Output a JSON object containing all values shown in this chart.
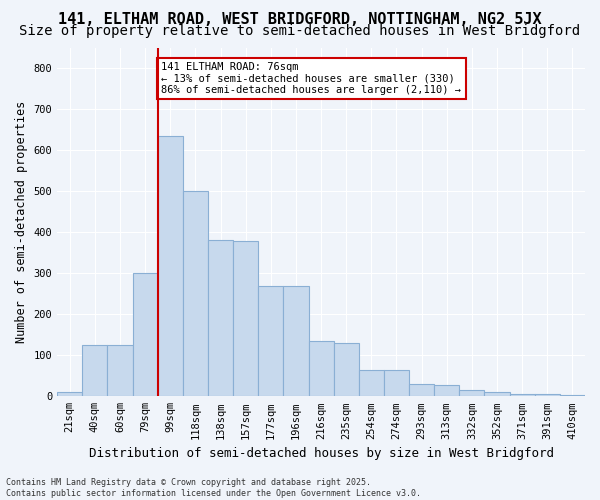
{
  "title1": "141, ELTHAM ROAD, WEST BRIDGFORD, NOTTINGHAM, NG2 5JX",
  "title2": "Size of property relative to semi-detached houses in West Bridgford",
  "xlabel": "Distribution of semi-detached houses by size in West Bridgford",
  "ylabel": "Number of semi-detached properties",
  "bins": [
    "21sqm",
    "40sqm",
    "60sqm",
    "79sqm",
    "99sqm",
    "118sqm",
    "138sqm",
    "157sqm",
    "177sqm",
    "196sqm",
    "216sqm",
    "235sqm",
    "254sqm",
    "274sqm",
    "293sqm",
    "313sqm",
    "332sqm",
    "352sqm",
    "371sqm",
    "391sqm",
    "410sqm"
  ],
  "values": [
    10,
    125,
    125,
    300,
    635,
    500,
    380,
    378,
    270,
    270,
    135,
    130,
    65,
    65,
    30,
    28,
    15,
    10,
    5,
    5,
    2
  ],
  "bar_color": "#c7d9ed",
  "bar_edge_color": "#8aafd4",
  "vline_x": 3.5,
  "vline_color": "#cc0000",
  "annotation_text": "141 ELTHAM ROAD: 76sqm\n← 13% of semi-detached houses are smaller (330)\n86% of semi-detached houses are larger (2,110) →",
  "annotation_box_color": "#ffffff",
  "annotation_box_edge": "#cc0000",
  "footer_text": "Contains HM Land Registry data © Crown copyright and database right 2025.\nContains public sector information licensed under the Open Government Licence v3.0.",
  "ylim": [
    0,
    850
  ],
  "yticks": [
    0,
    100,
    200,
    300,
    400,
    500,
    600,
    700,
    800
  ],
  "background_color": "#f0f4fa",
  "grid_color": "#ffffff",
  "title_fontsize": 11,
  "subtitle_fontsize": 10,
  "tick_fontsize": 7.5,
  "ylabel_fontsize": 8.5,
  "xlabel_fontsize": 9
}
----------------------------------------
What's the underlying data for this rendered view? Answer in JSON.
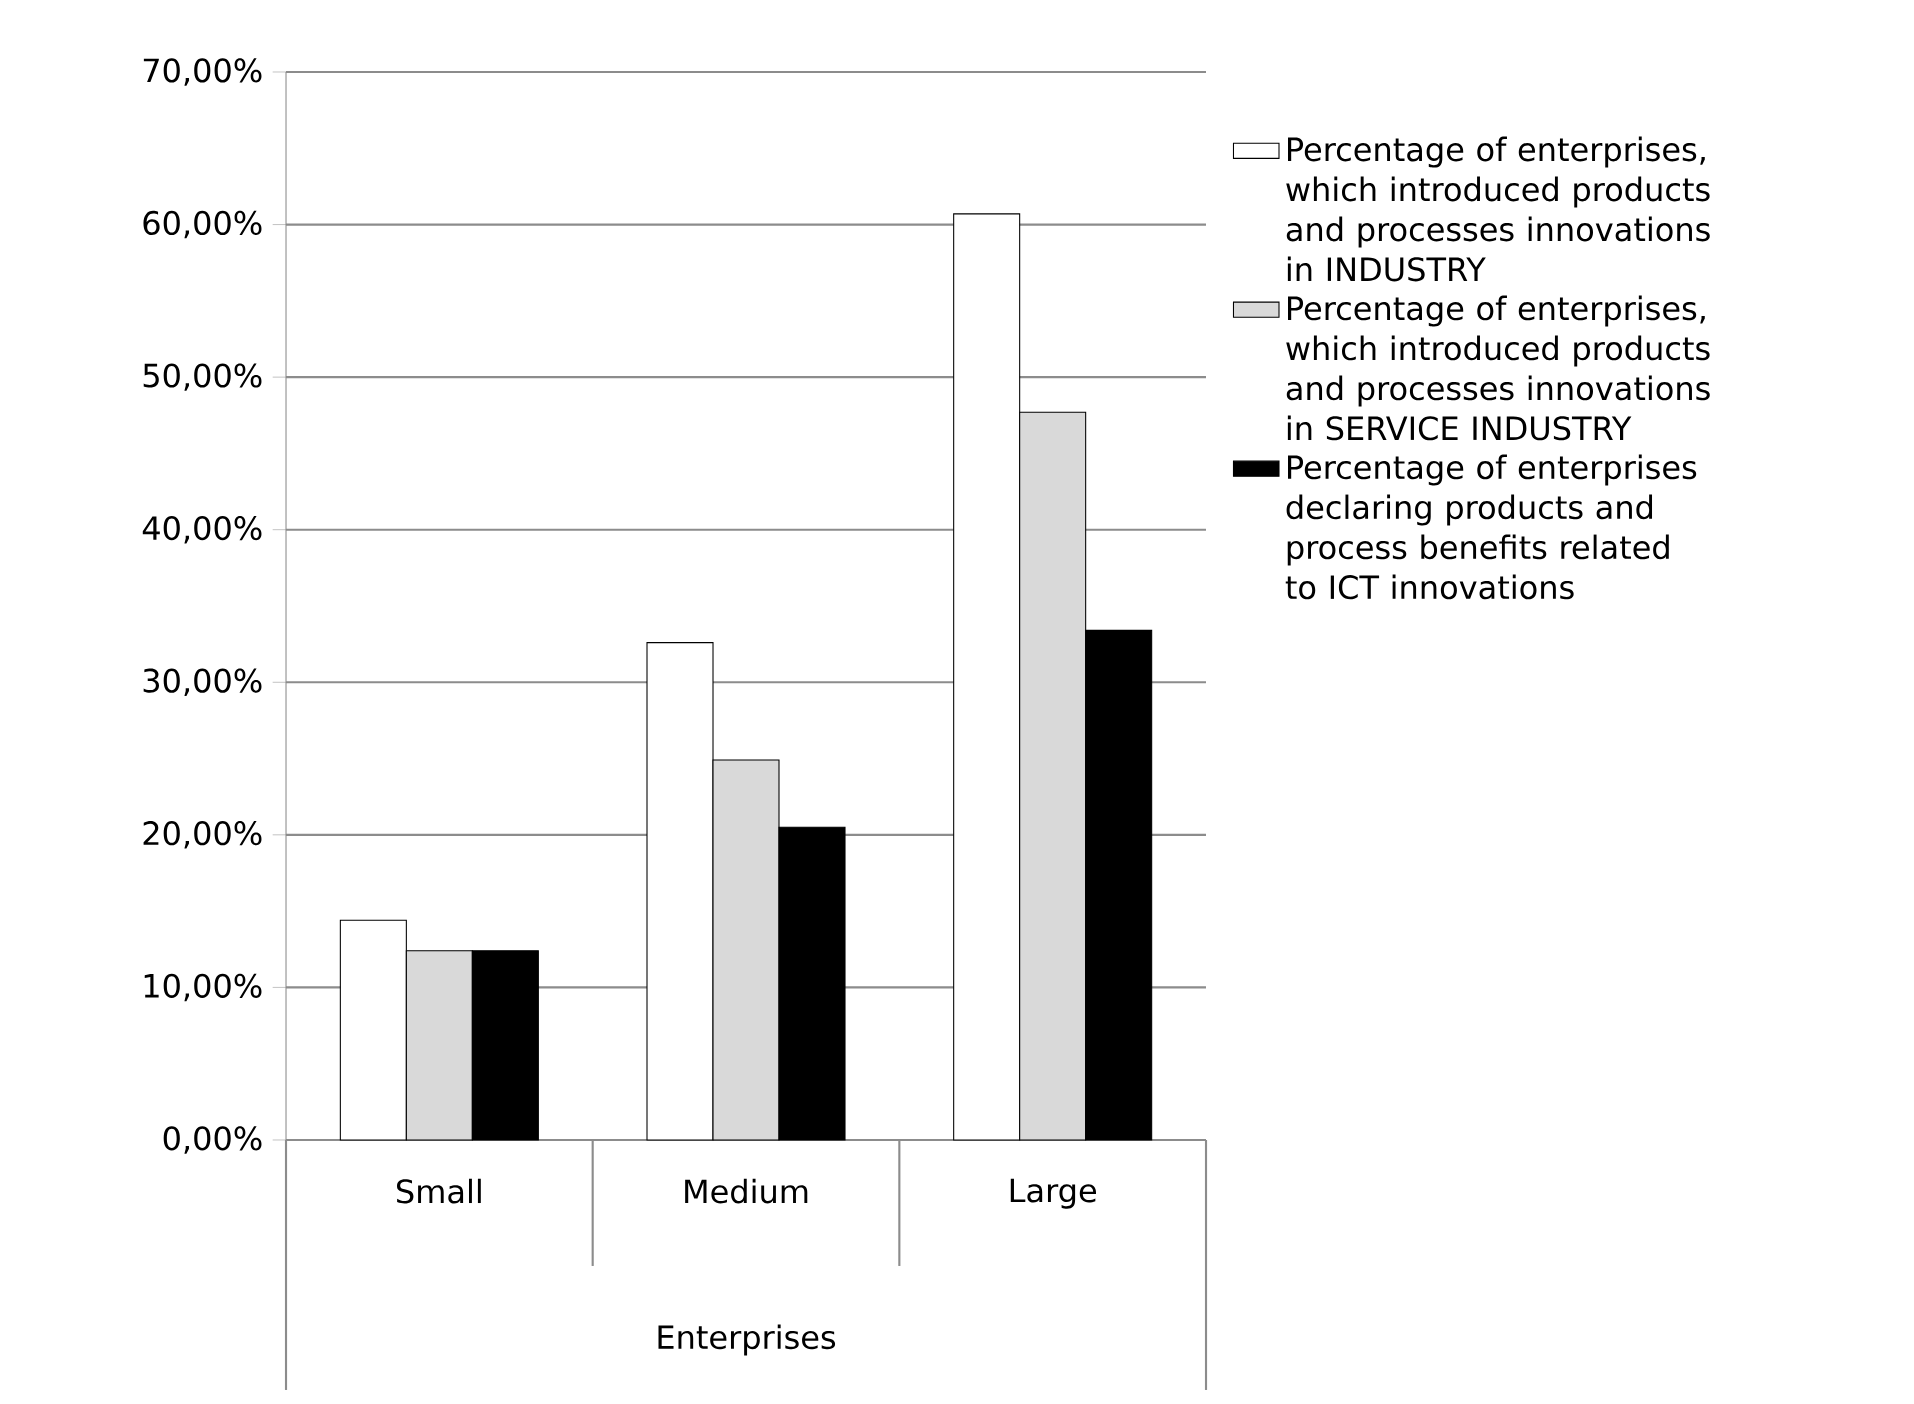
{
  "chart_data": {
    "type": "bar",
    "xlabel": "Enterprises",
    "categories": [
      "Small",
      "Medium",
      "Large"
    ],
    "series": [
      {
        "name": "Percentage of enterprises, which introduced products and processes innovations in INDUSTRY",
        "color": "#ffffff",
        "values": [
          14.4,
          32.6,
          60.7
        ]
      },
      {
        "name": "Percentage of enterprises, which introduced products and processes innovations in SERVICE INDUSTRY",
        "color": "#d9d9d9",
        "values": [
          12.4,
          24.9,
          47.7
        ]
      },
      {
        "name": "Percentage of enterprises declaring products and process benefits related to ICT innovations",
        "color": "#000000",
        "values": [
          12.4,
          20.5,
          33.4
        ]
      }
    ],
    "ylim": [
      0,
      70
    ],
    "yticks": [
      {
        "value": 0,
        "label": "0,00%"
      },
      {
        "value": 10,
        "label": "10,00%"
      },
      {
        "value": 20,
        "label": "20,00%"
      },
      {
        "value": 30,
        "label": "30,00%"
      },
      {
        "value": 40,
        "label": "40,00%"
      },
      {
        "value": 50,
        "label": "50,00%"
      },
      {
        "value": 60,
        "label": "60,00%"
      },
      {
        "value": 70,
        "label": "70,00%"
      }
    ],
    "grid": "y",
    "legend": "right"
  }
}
----------------------------------------
Direction => Pick out the lines containing the string "Percentage".

Correct answer =>
        "name": "Percentage of enterprises, which introduced products and processes innovations in INDUSTRY",
        "name": "Percentage of enterprises, which introduced products and processes innovations in SERVICE INDUSTRY",
        "name": "Percentage of enterprises declaring products and process benefits related to ICT innovations",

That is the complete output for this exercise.